* Written task *
Write out all of the records precisely. Skip anything that is a picture.

Dataset items:
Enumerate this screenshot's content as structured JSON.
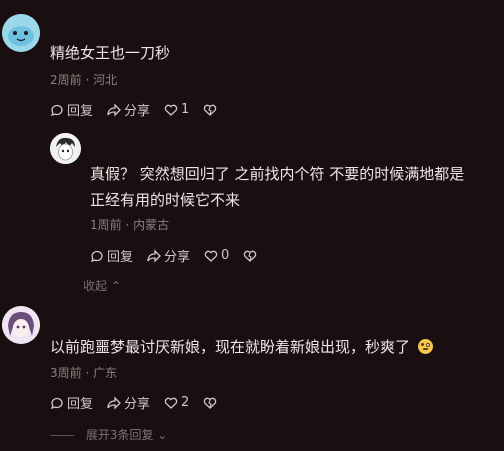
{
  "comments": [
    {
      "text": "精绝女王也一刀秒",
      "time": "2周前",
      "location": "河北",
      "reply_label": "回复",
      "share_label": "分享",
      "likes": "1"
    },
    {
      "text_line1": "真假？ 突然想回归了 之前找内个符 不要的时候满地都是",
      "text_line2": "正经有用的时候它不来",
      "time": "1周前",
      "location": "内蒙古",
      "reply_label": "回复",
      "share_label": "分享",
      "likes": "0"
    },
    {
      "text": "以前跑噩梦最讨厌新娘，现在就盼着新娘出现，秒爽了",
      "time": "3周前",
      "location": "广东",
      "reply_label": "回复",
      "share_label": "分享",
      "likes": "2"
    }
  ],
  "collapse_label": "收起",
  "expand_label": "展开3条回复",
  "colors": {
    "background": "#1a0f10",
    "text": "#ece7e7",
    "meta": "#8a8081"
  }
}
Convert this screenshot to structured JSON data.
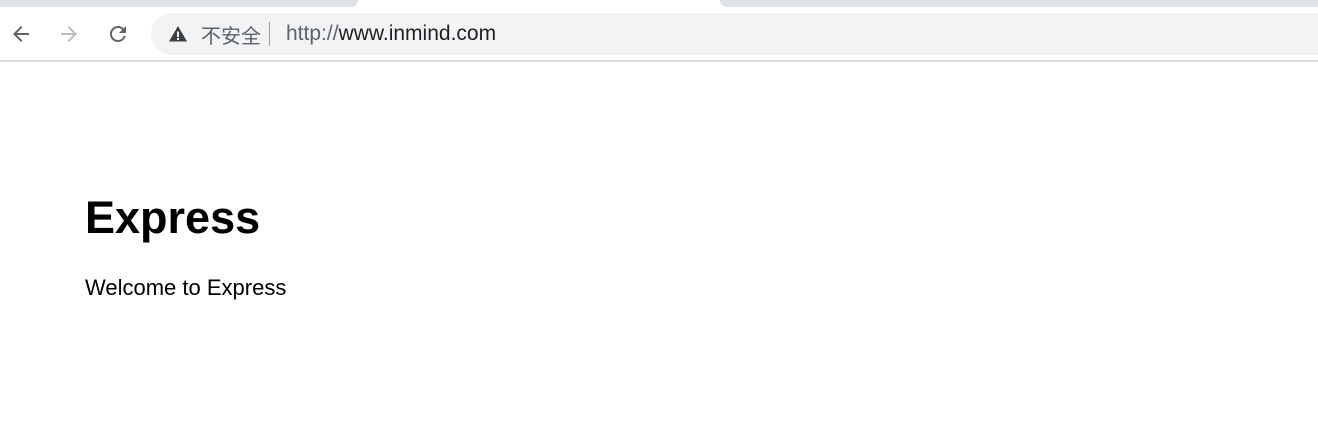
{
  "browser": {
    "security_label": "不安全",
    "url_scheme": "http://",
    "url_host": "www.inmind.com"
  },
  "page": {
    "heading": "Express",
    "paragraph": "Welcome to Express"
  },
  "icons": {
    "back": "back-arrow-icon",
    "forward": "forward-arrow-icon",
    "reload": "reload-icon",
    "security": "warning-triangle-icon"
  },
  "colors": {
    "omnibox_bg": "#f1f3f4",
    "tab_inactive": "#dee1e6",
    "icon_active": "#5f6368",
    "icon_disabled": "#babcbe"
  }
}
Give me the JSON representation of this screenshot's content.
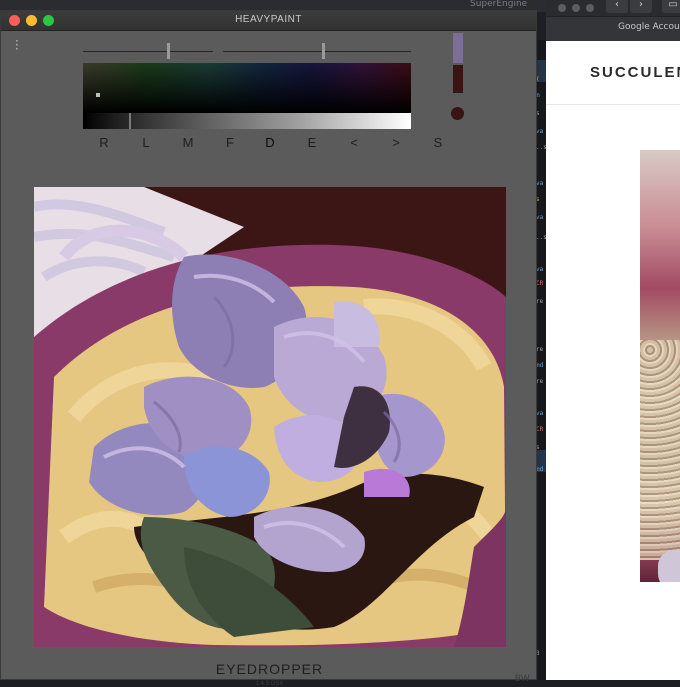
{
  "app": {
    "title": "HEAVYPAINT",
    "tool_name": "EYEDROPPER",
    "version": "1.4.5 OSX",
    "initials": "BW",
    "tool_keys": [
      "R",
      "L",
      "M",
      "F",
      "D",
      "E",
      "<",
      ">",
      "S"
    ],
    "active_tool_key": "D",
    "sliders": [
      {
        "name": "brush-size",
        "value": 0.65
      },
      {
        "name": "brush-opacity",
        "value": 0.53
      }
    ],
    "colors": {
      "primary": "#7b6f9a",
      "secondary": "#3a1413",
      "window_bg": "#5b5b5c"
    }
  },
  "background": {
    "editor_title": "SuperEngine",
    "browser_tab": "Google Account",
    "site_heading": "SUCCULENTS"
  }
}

* Solution to this exercise *
Enumerate this screenshot's content as structured JSON.
{
  "comments": [
    {
      "text": "精绝女王也一刀秒",
      "time": "2周前",
      "location": "河北",
      "reply_label": "回复",
      "share_label": "分享",
      "likes": "1"
    },
    {
      "text_line1": "真假？ 突然想回归了 之前找内个符 不要的时候满地都是",
      "text_line2": "正经有用的时候它不来",
      "time": "1周前",
      "location": "内蒙古",
      "reply_label": "回复",
      "share_label": "分享",
      "likes": "0"
    },
    {
      "text": "以前跑噩梦最讨厌新娘，现在就盼着新娘出现，秒爽了",
      "time": "3周前",
      "location": "广东",
      "reply_label": "回复",
      "share_label": "分享",
      "likes": "2"
    }
  ],
  "collapse_label": "收起",
  "expand_label": "展开3条回复",
  "colors": {
    "background": "#1a0f10",
    "text": "#ece7e7",
    "meta": "#8a8081"
  }
}
Convert this screenshot to structured JSON data.
{
  "browser": {
    "security_label": "不安全",
    "url_scheme": "http://",
    "url_host": "www.inmind.com"
  },
  "page": {
    "heading": "Express",
    "paragraph": "Welcome to Express"
  },
  "icons": {
    "back": "back-arrow-icon",
    "forward": "forward-arrow-icon",
    "reload": "reload-icon",
    "security": "warning-triangle-icon"
  },
  "colors": {
    "omnibox_bg": "#f1f3f4",
    "tab_inactive": "#dee1e6",
    "icon_active": "#5f6368",
    "icon_disabled": "#babcbe"
  }
}
Give me the JSON representation of this screenshot's content.
{
  "app": {
    "title": "HEAVYPAINT",
    "tool_name": "EYEDROPPER",
    "version": "1.4.5 OSX",
    "initials": "BW",
    "tool_keys": [
      "R",
      "L",
      "M",
      "F",
      "D",
      "E",
      "<",
      ">",
      "S"
    ],
    "active_tool_key": "D",
    "sliders": [
      {
        "name": "brush-size",
        "value": 0.65
      },
      {
        "name": "brush-opacity",
        "value": 0.53
      }
    ],
    "colors": {
      "primary": "#7b6f9a",
      "secondary": "#3a1413",
      "window_bg": "#5b5b5c"
    }
  },
  "background": {
    "editor_title": "SuperEngine",
    "browser_tab": "Google Account",
    "site_heading": "SUCCULENTS"
  }
}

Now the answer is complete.